• **EXERCISE DIRECTIONS**:
Quote each line of the material verbatim, without the pictures.

• **GIVEN DATA**:
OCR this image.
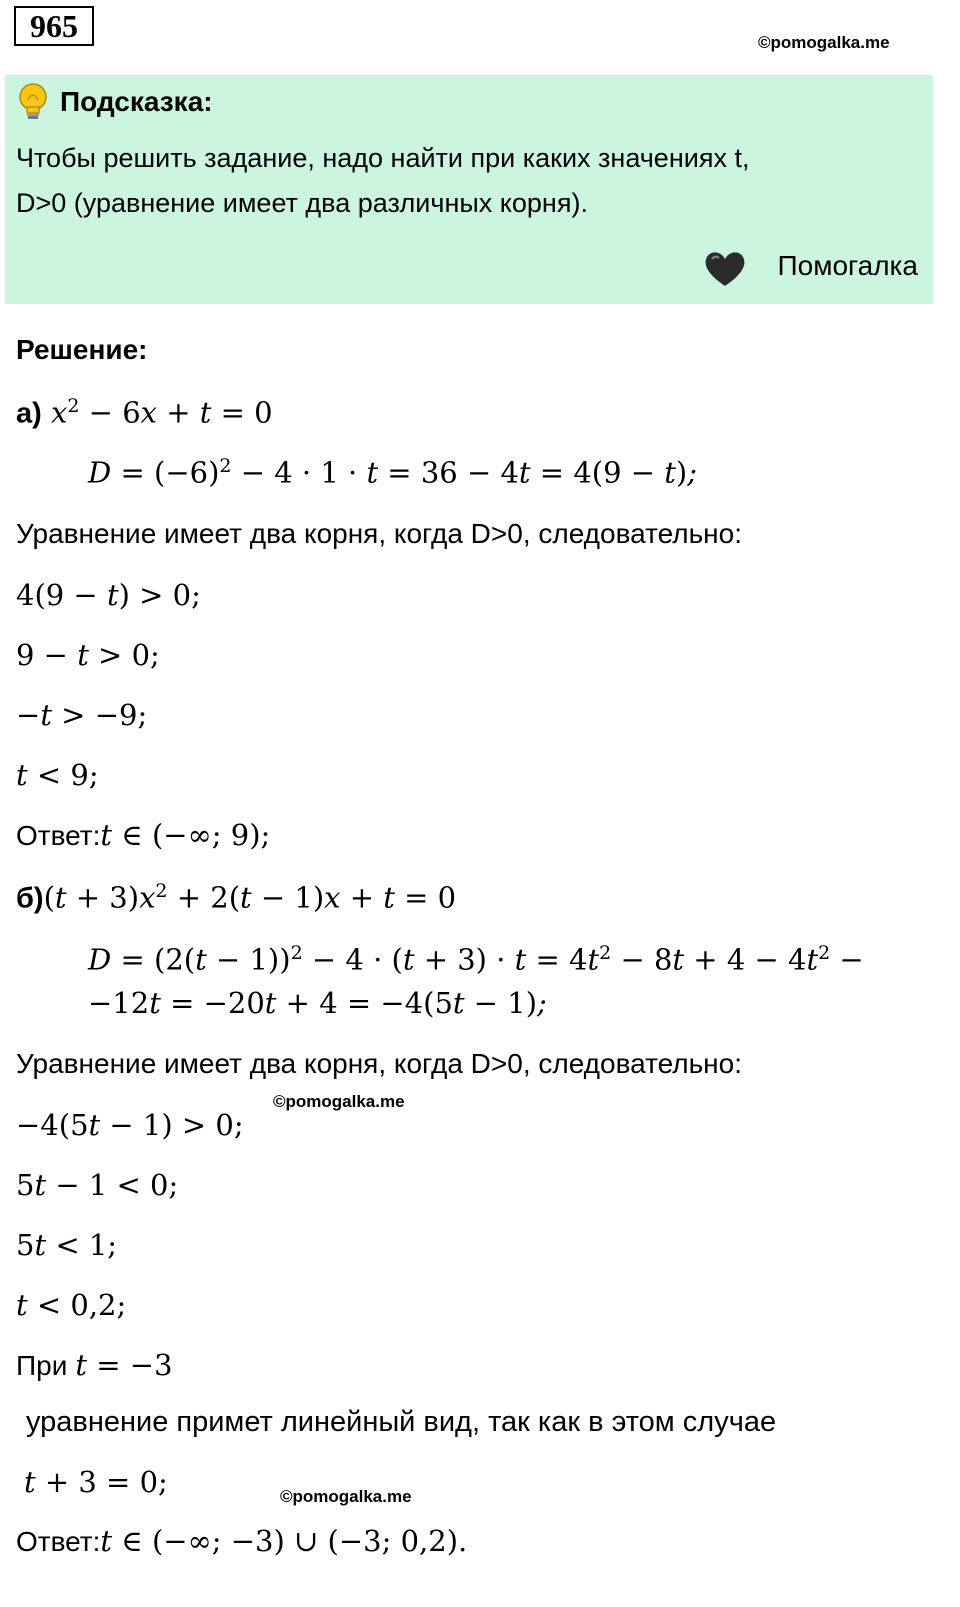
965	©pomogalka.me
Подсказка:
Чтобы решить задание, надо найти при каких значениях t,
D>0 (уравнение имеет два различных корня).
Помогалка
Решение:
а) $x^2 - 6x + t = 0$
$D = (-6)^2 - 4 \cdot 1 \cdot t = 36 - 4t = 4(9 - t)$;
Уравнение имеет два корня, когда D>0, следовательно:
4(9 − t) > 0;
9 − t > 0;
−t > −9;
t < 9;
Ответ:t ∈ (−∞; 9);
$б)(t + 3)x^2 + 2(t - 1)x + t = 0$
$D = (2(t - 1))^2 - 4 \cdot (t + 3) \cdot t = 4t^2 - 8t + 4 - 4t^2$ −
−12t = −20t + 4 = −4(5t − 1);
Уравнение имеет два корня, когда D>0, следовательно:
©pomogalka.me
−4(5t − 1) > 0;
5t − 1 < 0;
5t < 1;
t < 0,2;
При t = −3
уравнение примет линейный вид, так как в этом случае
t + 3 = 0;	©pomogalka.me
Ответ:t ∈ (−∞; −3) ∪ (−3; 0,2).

• **FULL ANSWER**:
OCR this image.
965	©pomogalka.me
Подсказка:
Чтобы решить задание, надо найти при каких значениях t,
D>0 (уравнение имеет два различных корня).
Помогалка
Решение:
а) $x^2 - 6x + t = 0$
$D = (-6)^2 - 4 \cdot 1 \cdot t = 36 - 4t = 4(9 - t)$;
Уравнение имеет два корня, когда D>0, следовательно:
4(9 − t) > 0;
9 − t > 0;
−t > −9;
t < 9;
Ответ:t ∈ (−∞; 9);
$б)(t + 3)x^2 + 2(t - 1)x + t = 0$
$D = (2(t - 1))^2 - 4 \cdot (t + 3) \cdot t = 4t^2 - 8t + 4 - 4t^2$ −
−12t = −20t + 4 = −4(5t − 1);
Уравнение имеет два корня, когда D>0, следовательно:
©pomogalka.me
−4(5t − 1) > 0;
5t − 1 < 0;
5t < 1;
t < 0,2;
При t = −3
уравнение примет линейный вид, так как в этом случае
t + 3 = 0;	©pomogalka.me
Ответ:t ∈ (−∞; −3) ∪ (−3; 0,2).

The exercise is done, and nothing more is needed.